## Set task
Copy out the listing in full, exactly as written, but not its pictures.

BEGIN Exercise data

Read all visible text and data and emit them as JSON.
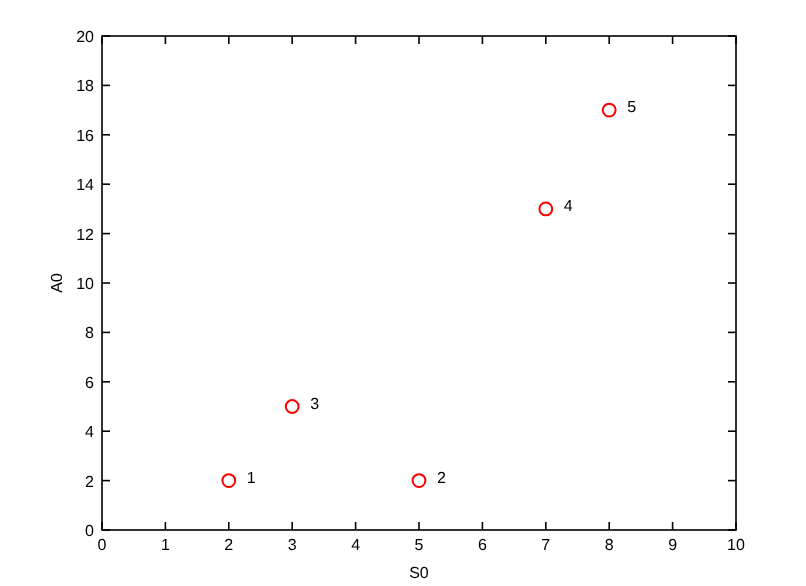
{
  "chart_data": {
    "type": "scatter",
    "xlabel": "S0",
    "ylabel": "A0",
    "x": [
      2,
      5,
      3,
      7,
      8
    ],
    "series": [
      {
        "color": "#ff0000",
        "values": [
          2,
          2,
          5,
          13,
          17
        ]
      }
    ],
    "marker": "circle",
    "grid": false,
    "xlim": [
      0,
      10
    ],
    "xticks": [
      0,
      1,
      2,
      3,
      4,
      5,
      6,
      7,
      8,
      9,
      10
    ],
    "ylim": [
      0,
      20
    ],
    "yticks": [
      0,
      2,
      4,
      6,
      8,
      10,
      12,
      14,
      16,
      18,
      20
    ],
    "annotations": [
      {
        "text": "1",
        "x": 2,
        "y": 2
      },
      {
        "text": "2",
        "x": 5,
        "y": 2
      },
      {
        "text": "3",
        "x": 3,
        "y": 5
      },
      {
        "text": "4",
        "x": 7,
        "y": 13
      },
      {
        "text": "5",
        "x": 8,
        "y": 17
      }
    ]
  }
}
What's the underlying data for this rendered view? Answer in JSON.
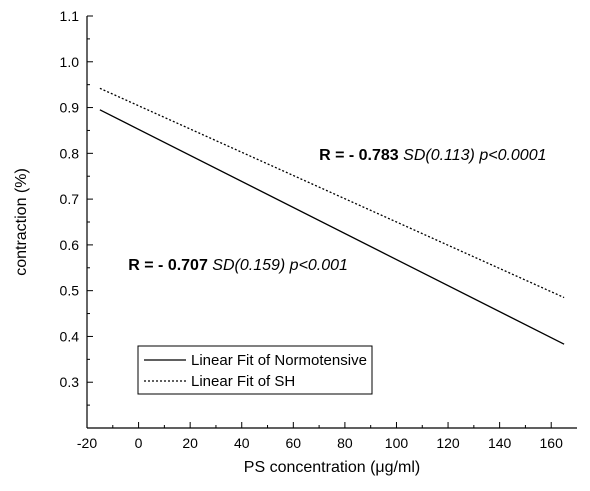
{
  "chart_data": {
    "type": "line",
    "xlabel": "PS concentration (μg/ml)",
    "ylabel": "contraction (%)",
    "xlim": [
      -20,
      170
    ],
    "ylim": [
      0.2,
      1.1
    ],
    "xticks": [
      -20,
      0,
      20,
      40,
      60,
      80,
      100,
      120,
      140,
      160
    ],
    "yticks": [
      0.3,
      0.4,
      0.5,
      0.6,
      0.7,
      0.8,
      0.9,
      1.0,
      1.1
    ],
    "xtick_labels": [
      "-20",
      "0",
      "20",
      "40",
      "60",
      "80",
      "100",
      "120",
      "140",
      "160"
    ],
    "ytick_labels": [
      "0.3",
      "0.4",
      "0.5",
      "0.6",
      "0.7",
      "0.8",
      "0.9",
      "1.0",
      "1.1"
    ],
    "grid": false,
    "legend_position": "bottom-left",
    "series": [
      {
        "name": "Linear Fit of Normotensive",
        "style": "solid",
        "color": "#000000",
        "x": [
          -15,
          165
        ],
        "y": [
          0.895,
          0.383
        ]
      },
      {
        "name": "Linear Fit of SH",
        "style": "dotted",
        "color": "#000000",
        "x": [
          -15,
          165
        ],
        "y": [
          0.942,
          0.485
        ]
      }
    ],
    "annotations": [
      {
        "series": "Linear Fit of SH",
        "r_label": "R = - 0.783",
        "sd_label": "SD(0.113)",
        "p_label": "p<0.0001",
        "at": [
          70,
          0.785
        ]
      },
      {
        "series": "Linear Fit of Normotensive",
        "r_label": "R = - 0.707",
        "sd_label": "SD(0.159)",
        "p_label": "p<0.001",
        "at": [
          -4,
          0.545
        ]
      }
    ]
  }
}
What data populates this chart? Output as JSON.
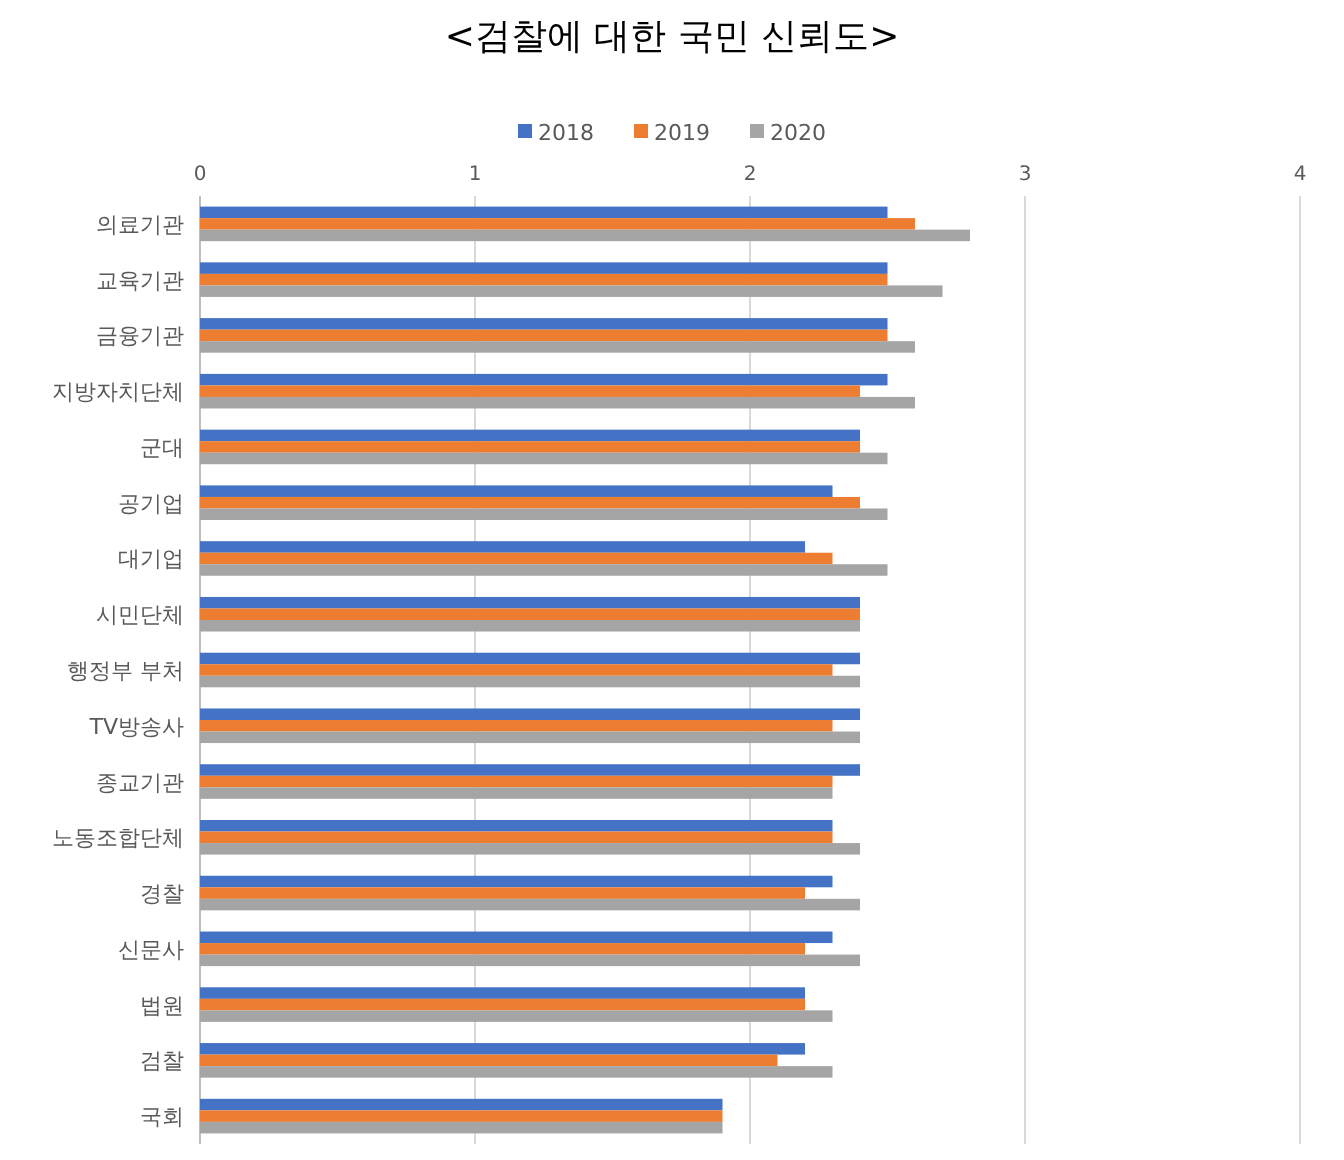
{
  "chart_data": {
    "type": "bar",
    "orientation": "horizontal",
    "title": "<검찰에 대한 국민 신뢰도>",
    "categories": [
      "의료기관",
      "교육기관",
      "금융기관",
      "지방자치단체",
      "군대",
      "공기업",
      "대기업",
      "시민단체",
      "행정부 부처",
      "TV방송사",
      "종교기관",
      "노동조합단체",
      "경찰",
      "신문사",
      "법원",
      "검찰",
      "국회"
    ],
    "series": [
      {
        "name": "2018",
        "color": "#4472c4",
        "values": [
          2.5,
          2.5,
          2.5,
          2.5,
          2.4,
          2.3,
          2.2,
          2.4,
          2.4,
          2.4,
          2.4,
          2.3,
          2.3,
          2.3,
          2.2,
          2.2,
          1.9
        ]
      },
      {
        "name": "2019",
        "color": "#ed7d31",
        "values": [
          2.6,
          2.5,
          2.5,
          2.4,
          2.4,
          2.4,
          2.3,
          2.4,
          2.3,
          2.3,
          2.3,
          2.3,
          2.2,
          2.2,
          2.2,
          2.1,
          1.9
        ]
      },
      {
        "name": "2020",
        "color": "#a5a5a5",
        "values": [
          2.8,
          2.7,
          2.6,
          2.6,
          2.5,
          2.5,
          2.5,
          2.4,
          2.4,
          2.4,
          2.3,
          2.4,
          2.4,
          2.4,
          2.3,
          2.3,
          1.9
        ]
      }
    ],
    "xlim": [
      0,
      4
    ],
    "xticks": [
      0,
      1,
      2,
      3,
      4
    ],
    "grid": "x",
    "legend": "top"
  }
}
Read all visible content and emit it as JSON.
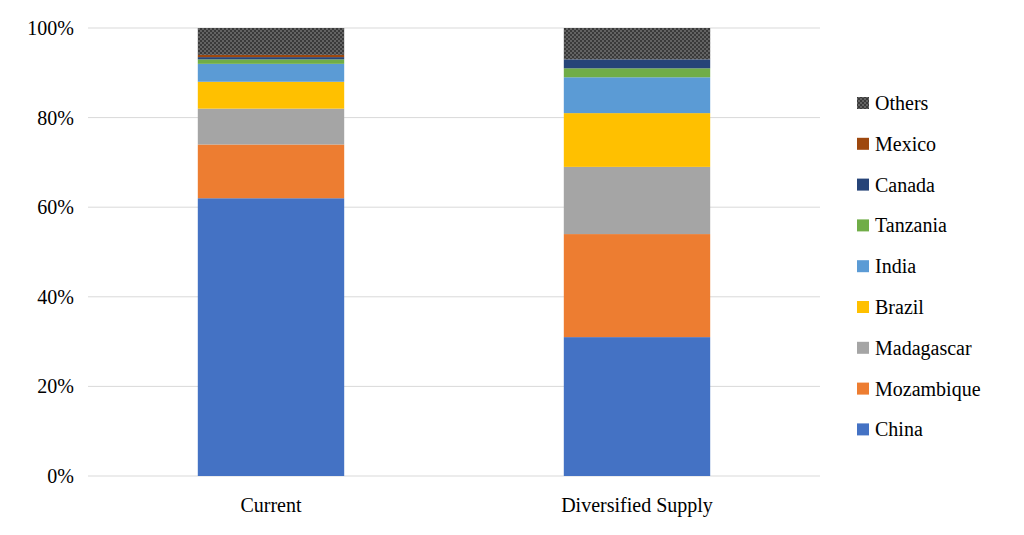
{
  "chart_data": {
    "type": "bar",
    "stacked": true,
    "grid": true,
    "legend": "right",
    "categories": [
      "Current",
      "Diversified Supply"
    ],
    "ylim": [
      0,
      100
    ],
    "yticks": [
      {
        "value": 0,
        "label": "0%"
      },
      {
        "value": 20,
        "label": "20%"
      },
      {
        "value": 40,
        "label": "40%"
      },
      {
        "value": 60,
        "label": "60%"
      },
      {
        "value": 80,
        "label": "80%"
      },
      {
        "value": 100,
        "label": "100%"
      }
    ],
    "series": [
      {
        "name": "China",
        "color": "#4472c4",
        "values": [
          62,
          31
        ]
      },
      {
        "name": "Mozambique",
        "color": "#ed7d31",
        "values": [
          12,
          23
        ]
      },
      {
        "name": "Madagascar",
        "color": "#a5a5a5",
        "values": [
          8,
          15
        ]
      },
      {
        "name": "Brazil",
        "color": "#ffc000",
        "values": [
          6,
          12
        ]
      },
      {
        "name": "India",
        "color": "#5b9bd5",
        "values": [
          4,
          8
        ]
      },
      {
        "name": "Tanzania",
        "color": "#70ad47",
        "values": [
          1,
          2
        ]
      },
      {
        "name": "Canada",
        "color": "#264478",
        "values": [
          0.5,
          2
        ]
      },
      {
        "name": "Mexico",
        "color": "#9e480e",
        "values": [
          0.5,
          0
        ]
      },
      {
        "name": "Others",
        "color": "#636363",
        "values": [
          6,
          7
        ]
      }
    ]
  }
}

END Exercise data

## Worked solution
Read all visible text and data and emit them as JSON.
{
  "chart_data": {
    "type": "scatter",
    "xlabel": "S0",
    "ylabel": "A0",
    "x": [
      2,
      5,
      3,
      7,
      8
    ],
    "series": [
      {
        "color": "#ff0000",
        "values": [
          2,
          2,
          5,
          13,
          17
        ]
      }
    ],
    "marker": "circle",
    "grid": false,
    "xlim": [
      0,
      10
    ],
    "xticks": [
      0,
      1,
      2,
      3,
      4,
      5,
      6,
      7,
      8,
      9,
      10
    ],
    "ylim": [
      0,
      20
    ],
    "yticks": [
      0,
      2,
      4,
      6,
      8,
      10,
      12,
      14,
      16,
      18,
      20
    ],
    "annotations": [
      {
        "text": "1",
        "x": 2,
        "y": 2
      },
      {
        "text": "2",
        "x": 5,
        "y": 2
      },
      {
        "text": "3",
        "x": 3,
        "y": 5
      },
      {
        "text": "4",
        "x": 7,
        "y": 13
      },
      {
        "text": "5",
        "x": 8,
        "y": 17
      }
    ]
  }
}
What's the underlying data for this rendered view? Answer in JSON.
{
  "chart_data": {
    "type": "line",
    "xlabel": "PS concentration (μg/ml)",
    "ylabel": "contraction (%)",
    "xlim": [
      -20,
      170
    ],
    "ylim": [
      0.2,
      1.1
    ],
    "xticks": [
      -20,
      0,
      20,
      40,
      60,
      80,
      100,
      120,
      140,
      160
    ],
    "yticks": [
      0.3,
      0.4,
      0.5,
      0.6,
      0.7,
      0.8,
      0.9,
      1.0,
      1.1
    ],
    "xtick_labels": [
      "-20",
      "0",
      "20",
      "40",
      "60",
      "80",
      "100",
      "120",
      "140",
      "160"
    ],
    "ytick_labels": [
      "0.3",
      "0.4",
      "0.5",
      "0.6",
      "0.7",
      "0.8",
      "0.9",
      "1.0",
      "1.1"
    ],
    "grid": false,
    "legend_position": "bottom-left",
    "series": [
      {
        "name": "Linear Fit of Normotensive",
        "style": "solid",
        "color": "#000000",
        "x": [
          -15,
          165
        ],
        "y": [
          0.895,
          0.383
        ]
      },
      {
        "name": "Linear Fit of SH",
        "style": "dotted",
        "color": "#000000",
        "x": [
          -15,
          165
        ],
        "y": [
          0.942,
          0.485
        ]
      }
    ],
    "annotations": [
      {
        "series": "Linear Fit of SH",
        "r_label": "R = - 0.783",
        "sd_label": "SD(0.113)",
        "p_label": "p<0.0001",
        "at": [
          70,
          0.785
        ]
      },
      {
        "series": "Linear Fit of Normotensive",
        "r_label": "R = - 0.707",
        "sd_label": "SD(0.159)",
        "p_label": "p<0.001",
        "at": [
          -4,
          0.545
        ]
      }
    ]
  }
}
What data populates this chart? Output as JSON.
{
  "chart_data": {
    "type": "bar",
    "orientation": "horizontal",
    "title": "<검찰에 대한 국민 신뢰도>",
    "categories": [
      "의료기관",
      "교육기관",
      "금융기관",
      "지방자치단체",
      "군대",
      "공기업",
      "대기업",
      "시민단체",
      "행정부 부처",
      "TV방송사",
      "종교기관",
      "노동조합단체",
      "경찰",
      "신문사",
      "법원",
      "검찰",
      "국회"
    ],
    "series": [
      {
        "name": "2018",
        "color": "#4472c4",
        "values": [
          2.5,
          2.5,
          2.5,
          2.5,
          2.4,
          2.3,
          2.2,
          2.4,
          2.4,
          2.4,
          2.4,
          2.3,
          2.3,
          2.3,
          2.2,
          2.2,
          1.9
        ]
      },
      {
        "name": "2019",
        "color": "#ed7d31",
        "values": [
          2.6,
          2.5,
          2.5,
          2.4,
          2.4,
          2.4,
          2.3,
          2.4,
          2.3,
          2.3,
          2.3,
          2.3,
          2.2,
          2.2,
          2.2,
          2.1,
          1.9
        ]
      },
      {
        "name": "2020",
        "color": "#a5a5a5",
        "values": [
          2.8,
          2.7,
          2.6,
          2.6,
          2.5,
          2.5,
          2.5,
          2.4,
          2.4,
          2.4,
          2.3,
          2.4,
          2.4,
          2.4,
          2.3,
          2.3,
          1.9
        ]
      }
    ],
    "xlim": [
      0,
      4
    ],
    "xticks": [
      0,
      1,
      2,
      3,
      4
    ],
    "grid": "x",
    "legend": "top"
  }
}
Read all visible content and emit it as JSON.
{
  "chart_data": {
    "type": "bar",
    "stacked": true,
    "grid": true,
    "legend": "right",
    "categories": [
      "Current",
      "Diversified Supply"
    ],
    "ylim": [
      0,
      100
    ],
    "yticks": [
      {
        "value": 0,
        "label": "0%"
      },
      {
        "value": 20,
        "label": "20%"
      },
      {
        "value": 40,
        "label": "40%"
      },
      {
        "value": 60,
        "label": "60%"
      },
      {
        "value": 80,
        "label": "80%"
      },
      {
        "value": 100,
        "label": "100%"
      }
    ],
    "series": [
      {
        "name": "China",
        "color": "#4472c4",
        "values": [
          62,
          31
        ]
      },
      {
        "name": "Mozambique",
        "color": "#ed7d31",
        "values": [
          12,
          23
        ]
      },
      {
        "name": "Madagascar",
        "color": "#a5a5a5",
        "values": [
          8,
          15
        ]
      },
      {
        "name": "Brazil",
        "color": "#ffc000",
        "values": [
          6,
          12
        ]
      },
      {
        "name": "India",
        "color": "#5b9bd5",
        "values": [
          4,
          8
        ]
      },
      {
        "name": "Tanzania",
        "color": "#70ad47",
        "values": [
          1,
          2
        ]
      },
      {
        "name": "Canada",
        "color": "#264478",
        "values": [
          0.5,
          2
        ]
      },
      {
        "name": "Mexico",
        "color": "#9e480e",
        "values": [
          0.5,
          0
        ]
      },
      {
        "name": "Others",
        "color": "#636363",
        "values": [
          6,
          7
        ]
      }
    ]
  }
}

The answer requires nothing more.